### Directive
Give the number of lines that contain the string "добриво", and nothing else.
[START OF Data extract]
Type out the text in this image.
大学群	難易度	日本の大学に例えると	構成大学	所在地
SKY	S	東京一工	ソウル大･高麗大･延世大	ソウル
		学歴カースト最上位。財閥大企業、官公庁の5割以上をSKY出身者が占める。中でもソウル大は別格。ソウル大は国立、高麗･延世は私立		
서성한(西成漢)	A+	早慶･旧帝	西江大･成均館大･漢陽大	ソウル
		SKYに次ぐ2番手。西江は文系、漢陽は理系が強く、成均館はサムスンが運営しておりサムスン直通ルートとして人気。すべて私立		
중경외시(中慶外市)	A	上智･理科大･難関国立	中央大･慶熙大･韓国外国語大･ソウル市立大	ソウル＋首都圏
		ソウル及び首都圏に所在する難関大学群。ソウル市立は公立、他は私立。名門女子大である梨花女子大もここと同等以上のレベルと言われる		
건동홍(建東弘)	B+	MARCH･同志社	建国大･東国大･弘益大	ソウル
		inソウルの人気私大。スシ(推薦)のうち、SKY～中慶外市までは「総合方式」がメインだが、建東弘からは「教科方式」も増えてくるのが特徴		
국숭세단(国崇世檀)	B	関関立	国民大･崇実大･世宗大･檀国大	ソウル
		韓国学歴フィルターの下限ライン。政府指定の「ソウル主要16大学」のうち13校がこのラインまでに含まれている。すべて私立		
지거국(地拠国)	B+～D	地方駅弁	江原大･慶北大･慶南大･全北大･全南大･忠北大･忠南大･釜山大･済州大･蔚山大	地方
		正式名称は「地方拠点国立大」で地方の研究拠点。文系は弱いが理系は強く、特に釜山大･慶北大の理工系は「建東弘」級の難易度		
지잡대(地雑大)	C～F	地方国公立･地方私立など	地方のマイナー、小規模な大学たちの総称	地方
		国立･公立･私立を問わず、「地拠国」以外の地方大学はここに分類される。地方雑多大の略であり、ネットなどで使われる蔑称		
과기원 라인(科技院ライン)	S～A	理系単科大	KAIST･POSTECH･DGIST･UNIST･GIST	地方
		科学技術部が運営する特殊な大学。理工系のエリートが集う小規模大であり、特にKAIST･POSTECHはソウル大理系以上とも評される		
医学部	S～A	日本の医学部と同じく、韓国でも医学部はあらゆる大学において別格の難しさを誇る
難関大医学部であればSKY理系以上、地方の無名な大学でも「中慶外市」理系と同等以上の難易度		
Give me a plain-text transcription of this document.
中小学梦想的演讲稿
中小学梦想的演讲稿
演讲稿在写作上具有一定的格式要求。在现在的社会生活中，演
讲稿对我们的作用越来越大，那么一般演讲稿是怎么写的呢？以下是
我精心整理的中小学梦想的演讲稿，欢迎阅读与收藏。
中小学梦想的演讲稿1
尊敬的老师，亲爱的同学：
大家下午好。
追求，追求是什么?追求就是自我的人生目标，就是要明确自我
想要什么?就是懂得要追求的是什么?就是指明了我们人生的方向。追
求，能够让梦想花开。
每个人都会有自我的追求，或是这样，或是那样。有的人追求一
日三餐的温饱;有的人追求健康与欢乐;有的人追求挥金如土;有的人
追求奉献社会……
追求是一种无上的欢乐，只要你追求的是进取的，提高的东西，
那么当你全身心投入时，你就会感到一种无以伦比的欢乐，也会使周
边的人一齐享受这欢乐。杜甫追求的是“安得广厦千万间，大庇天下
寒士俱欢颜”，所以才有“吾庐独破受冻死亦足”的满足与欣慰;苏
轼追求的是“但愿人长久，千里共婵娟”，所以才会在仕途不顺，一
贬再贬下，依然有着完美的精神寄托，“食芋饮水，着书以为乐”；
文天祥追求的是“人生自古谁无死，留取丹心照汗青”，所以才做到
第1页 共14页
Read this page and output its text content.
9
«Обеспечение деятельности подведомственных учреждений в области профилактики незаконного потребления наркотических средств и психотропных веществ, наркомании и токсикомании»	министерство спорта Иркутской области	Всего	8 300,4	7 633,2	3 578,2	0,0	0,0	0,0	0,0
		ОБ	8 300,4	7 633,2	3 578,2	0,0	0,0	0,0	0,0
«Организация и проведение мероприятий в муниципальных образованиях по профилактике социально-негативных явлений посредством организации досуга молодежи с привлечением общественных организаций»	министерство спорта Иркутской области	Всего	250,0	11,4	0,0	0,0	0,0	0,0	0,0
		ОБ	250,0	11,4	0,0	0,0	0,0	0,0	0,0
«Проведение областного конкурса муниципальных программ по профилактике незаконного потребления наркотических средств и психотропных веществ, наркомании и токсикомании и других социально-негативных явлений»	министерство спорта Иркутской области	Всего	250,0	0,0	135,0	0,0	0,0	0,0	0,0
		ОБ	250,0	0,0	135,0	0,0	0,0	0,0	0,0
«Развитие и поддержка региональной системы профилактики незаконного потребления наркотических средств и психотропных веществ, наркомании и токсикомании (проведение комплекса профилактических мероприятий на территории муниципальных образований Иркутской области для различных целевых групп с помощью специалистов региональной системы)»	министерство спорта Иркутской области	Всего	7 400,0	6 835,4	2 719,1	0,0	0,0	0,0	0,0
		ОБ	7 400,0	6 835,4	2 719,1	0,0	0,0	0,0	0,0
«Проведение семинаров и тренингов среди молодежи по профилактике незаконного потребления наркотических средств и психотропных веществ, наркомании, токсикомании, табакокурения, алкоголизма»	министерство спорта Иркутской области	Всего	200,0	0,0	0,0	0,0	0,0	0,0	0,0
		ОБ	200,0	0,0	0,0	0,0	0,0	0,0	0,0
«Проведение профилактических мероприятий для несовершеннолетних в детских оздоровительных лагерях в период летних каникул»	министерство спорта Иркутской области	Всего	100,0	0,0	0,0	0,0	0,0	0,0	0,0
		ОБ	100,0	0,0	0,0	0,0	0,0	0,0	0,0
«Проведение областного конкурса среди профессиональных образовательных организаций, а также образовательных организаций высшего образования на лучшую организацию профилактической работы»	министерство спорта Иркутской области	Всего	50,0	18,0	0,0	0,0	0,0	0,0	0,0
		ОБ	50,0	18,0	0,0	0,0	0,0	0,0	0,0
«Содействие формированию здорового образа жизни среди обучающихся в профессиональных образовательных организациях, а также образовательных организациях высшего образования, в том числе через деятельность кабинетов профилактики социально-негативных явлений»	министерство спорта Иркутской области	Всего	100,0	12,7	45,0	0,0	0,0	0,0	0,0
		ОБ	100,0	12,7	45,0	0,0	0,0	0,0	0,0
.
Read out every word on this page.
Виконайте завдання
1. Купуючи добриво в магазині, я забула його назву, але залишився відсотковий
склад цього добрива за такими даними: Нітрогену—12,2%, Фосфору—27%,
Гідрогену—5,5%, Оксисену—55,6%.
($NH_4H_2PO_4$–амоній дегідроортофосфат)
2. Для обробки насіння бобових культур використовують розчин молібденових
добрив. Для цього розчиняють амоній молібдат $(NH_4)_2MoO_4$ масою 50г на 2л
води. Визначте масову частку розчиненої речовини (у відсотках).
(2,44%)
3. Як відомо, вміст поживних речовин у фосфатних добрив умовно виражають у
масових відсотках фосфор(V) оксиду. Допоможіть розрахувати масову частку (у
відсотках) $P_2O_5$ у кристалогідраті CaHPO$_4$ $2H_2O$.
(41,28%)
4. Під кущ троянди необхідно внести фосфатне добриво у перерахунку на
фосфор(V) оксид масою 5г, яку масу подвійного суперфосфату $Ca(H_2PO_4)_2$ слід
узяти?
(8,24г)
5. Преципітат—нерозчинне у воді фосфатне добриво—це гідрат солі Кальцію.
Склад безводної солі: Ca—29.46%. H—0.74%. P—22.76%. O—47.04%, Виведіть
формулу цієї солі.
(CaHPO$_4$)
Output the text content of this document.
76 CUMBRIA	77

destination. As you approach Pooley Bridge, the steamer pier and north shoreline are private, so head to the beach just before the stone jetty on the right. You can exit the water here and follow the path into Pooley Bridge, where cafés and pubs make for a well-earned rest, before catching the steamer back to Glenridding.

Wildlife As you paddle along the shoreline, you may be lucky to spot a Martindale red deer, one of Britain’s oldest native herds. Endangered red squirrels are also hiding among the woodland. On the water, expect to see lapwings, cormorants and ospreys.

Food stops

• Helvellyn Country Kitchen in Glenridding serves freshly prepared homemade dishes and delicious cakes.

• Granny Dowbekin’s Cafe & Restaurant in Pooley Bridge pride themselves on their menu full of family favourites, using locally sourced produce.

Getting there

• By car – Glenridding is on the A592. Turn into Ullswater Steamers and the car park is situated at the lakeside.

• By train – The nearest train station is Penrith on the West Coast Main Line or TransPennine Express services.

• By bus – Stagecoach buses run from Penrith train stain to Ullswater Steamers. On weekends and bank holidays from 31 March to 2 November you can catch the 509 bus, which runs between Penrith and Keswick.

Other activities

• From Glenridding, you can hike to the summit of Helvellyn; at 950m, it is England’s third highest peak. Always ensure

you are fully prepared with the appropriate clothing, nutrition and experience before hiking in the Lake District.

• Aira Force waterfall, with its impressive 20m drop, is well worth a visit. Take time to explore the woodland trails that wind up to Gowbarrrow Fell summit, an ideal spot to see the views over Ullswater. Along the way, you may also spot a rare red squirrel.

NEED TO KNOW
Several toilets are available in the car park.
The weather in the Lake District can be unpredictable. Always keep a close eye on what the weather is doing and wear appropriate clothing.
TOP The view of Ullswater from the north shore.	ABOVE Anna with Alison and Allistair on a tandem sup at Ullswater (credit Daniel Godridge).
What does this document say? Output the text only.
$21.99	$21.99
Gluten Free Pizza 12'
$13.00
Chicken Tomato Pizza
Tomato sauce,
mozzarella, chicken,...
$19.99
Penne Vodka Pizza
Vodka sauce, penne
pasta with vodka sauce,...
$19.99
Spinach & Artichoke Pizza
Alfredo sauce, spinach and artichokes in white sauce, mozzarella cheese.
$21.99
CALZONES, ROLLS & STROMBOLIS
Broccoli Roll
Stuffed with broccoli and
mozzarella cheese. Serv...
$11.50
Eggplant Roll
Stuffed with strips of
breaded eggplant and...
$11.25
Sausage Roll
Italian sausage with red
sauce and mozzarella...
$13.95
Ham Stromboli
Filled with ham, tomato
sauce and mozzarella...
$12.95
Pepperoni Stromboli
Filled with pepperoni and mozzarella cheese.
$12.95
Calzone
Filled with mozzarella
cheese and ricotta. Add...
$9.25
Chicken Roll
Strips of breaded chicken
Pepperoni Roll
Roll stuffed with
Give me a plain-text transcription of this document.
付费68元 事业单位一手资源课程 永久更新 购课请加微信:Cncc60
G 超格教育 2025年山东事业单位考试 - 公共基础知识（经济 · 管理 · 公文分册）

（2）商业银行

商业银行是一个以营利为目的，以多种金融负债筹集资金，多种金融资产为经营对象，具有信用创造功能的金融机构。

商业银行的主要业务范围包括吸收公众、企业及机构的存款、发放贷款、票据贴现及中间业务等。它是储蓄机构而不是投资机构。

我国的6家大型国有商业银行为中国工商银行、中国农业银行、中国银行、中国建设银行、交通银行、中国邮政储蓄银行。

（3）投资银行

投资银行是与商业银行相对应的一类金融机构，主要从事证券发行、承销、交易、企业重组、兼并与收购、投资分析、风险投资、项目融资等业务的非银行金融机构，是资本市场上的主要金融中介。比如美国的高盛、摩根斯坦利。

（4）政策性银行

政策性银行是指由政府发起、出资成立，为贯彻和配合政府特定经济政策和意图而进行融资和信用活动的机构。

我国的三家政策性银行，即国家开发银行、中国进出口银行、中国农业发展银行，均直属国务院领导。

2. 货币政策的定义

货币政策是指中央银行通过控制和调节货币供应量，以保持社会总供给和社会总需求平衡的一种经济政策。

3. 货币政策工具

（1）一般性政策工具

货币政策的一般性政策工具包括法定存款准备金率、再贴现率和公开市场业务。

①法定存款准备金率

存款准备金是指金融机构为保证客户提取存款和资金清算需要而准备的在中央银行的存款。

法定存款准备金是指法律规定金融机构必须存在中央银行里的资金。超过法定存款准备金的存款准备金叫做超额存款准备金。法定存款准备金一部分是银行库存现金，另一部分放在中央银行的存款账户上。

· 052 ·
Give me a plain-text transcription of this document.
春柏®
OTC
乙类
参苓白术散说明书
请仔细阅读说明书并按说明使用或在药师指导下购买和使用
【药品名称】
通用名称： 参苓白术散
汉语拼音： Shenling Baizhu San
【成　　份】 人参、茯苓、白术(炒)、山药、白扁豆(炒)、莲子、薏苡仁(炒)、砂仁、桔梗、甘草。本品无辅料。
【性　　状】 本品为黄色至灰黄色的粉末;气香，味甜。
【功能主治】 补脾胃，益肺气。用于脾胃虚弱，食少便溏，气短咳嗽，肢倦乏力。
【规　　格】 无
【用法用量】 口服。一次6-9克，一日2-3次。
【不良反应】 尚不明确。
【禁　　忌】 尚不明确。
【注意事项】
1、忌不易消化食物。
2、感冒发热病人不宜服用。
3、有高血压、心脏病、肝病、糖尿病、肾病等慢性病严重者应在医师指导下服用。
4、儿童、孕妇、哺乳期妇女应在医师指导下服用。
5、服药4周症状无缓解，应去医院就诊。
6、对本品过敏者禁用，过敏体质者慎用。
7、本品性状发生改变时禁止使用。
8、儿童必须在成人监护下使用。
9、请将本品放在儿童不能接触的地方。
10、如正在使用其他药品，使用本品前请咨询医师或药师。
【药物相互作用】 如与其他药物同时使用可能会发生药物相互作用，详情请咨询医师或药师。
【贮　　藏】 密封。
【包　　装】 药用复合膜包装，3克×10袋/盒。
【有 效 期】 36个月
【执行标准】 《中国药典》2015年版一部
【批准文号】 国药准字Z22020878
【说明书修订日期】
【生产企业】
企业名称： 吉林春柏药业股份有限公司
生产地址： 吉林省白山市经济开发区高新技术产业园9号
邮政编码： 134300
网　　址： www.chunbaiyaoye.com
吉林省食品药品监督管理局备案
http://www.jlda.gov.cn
[END OF Data extract]
### Answer below
3